Task prompt.
Scan the data below. Pull out each line where "虚拟机监控程序提供接口" occurs.

::::::::

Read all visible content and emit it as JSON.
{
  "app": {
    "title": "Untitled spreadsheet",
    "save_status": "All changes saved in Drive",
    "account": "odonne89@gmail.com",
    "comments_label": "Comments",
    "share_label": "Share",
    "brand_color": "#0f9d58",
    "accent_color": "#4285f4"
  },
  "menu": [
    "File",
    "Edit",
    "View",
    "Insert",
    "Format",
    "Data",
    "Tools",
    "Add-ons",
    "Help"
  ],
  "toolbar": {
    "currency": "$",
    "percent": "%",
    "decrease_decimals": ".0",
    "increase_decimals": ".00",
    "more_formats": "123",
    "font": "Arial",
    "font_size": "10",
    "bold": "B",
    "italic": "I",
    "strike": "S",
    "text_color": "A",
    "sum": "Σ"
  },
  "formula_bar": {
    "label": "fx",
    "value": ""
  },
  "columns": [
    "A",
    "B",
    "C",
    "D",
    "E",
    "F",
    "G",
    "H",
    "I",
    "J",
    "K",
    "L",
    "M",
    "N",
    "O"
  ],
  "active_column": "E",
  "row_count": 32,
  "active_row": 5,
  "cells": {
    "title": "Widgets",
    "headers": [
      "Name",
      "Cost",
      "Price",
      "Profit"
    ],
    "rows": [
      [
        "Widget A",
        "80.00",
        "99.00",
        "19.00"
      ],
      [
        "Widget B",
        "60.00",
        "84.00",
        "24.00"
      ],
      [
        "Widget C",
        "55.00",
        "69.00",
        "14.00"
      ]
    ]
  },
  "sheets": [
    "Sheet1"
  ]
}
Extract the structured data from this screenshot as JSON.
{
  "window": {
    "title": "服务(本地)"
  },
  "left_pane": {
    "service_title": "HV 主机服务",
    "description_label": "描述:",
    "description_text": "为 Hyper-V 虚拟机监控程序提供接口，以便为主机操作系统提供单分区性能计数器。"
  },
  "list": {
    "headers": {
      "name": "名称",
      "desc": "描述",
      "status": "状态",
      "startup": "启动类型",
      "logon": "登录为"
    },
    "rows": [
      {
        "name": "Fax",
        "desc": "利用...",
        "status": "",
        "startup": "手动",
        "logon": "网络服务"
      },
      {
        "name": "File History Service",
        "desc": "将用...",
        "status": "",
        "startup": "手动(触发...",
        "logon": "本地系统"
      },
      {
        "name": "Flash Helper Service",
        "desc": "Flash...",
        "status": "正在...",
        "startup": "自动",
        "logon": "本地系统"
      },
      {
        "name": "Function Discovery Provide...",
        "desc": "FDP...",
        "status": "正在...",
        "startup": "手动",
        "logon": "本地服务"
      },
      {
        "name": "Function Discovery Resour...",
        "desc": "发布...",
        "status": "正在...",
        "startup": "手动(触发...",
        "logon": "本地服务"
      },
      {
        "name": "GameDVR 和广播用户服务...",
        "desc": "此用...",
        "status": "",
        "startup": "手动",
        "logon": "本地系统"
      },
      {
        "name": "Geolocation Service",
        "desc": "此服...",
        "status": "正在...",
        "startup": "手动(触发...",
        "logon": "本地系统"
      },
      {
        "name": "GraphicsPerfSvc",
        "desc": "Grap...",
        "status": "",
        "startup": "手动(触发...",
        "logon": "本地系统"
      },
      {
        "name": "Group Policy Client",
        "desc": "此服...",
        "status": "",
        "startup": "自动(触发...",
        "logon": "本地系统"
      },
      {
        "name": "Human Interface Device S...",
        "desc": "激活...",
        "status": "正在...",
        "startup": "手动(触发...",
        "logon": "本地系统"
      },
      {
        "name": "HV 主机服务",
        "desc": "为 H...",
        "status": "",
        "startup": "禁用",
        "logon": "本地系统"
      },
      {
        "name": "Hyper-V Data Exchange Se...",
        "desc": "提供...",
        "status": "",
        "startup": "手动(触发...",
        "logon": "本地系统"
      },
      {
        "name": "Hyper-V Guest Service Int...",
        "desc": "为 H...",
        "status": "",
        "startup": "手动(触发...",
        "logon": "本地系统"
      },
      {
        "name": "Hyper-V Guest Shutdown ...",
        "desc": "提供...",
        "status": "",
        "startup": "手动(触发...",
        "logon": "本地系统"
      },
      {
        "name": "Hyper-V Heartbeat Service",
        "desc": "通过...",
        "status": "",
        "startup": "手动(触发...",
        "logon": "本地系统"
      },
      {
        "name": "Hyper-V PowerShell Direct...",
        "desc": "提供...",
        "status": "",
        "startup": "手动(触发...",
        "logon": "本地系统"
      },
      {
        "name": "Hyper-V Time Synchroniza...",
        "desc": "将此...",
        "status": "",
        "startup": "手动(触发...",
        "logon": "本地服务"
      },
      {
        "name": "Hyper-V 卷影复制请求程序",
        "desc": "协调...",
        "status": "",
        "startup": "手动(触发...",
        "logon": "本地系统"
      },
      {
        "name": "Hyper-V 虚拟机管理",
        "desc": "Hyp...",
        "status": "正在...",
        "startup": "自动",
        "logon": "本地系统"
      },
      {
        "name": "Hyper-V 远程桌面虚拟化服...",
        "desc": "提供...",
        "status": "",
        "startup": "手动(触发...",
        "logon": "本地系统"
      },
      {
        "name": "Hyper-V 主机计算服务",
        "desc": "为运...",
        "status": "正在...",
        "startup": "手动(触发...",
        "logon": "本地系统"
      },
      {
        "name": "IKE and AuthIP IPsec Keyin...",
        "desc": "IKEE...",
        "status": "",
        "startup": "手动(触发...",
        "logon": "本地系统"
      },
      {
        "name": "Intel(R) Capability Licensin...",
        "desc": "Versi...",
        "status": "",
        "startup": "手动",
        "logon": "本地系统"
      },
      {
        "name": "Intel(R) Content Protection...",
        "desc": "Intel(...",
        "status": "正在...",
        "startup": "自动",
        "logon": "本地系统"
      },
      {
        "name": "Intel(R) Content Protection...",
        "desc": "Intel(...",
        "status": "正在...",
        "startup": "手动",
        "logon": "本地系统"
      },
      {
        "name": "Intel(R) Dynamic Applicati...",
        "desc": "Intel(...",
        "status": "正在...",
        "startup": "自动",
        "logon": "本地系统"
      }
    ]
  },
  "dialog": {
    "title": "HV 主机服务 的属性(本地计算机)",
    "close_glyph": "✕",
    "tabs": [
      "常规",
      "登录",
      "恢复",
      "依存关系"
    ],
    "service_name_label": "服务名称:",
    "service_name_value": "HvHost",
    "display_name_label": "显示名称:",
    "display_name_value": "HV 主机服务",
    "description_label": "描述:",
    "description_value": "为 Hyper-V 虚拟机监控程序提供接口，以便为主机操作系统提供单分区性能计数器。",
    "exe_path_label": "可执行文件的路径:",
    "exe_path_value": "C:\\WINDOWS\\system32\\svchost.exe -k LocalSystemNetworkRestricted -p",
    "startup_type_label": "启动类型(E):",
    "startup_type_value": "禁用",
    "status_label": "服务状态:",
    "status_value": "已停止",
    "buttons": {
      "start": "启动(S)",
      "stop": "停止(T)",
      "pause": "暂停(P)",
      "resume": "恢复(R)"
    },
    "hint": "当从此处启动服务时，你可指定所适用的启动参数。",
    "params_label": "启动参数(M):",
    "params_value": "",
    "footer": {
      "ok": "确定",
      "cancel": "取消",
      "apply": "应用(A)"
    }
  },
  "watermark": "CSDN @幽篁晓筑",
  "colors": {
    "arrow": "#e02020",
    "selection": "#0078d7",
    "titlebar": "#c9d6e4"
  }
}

::::::::

Reply to the task.
    "description_text": "为 Hyper-V 虚拟机监控程序提供接口，以便为主机操作系统提供单分区性能计数器。"
    "description_value": "为 Hyper-V 虚拟机监控程序提供接口，以便为主机操作系统提供单分区性能计数器。",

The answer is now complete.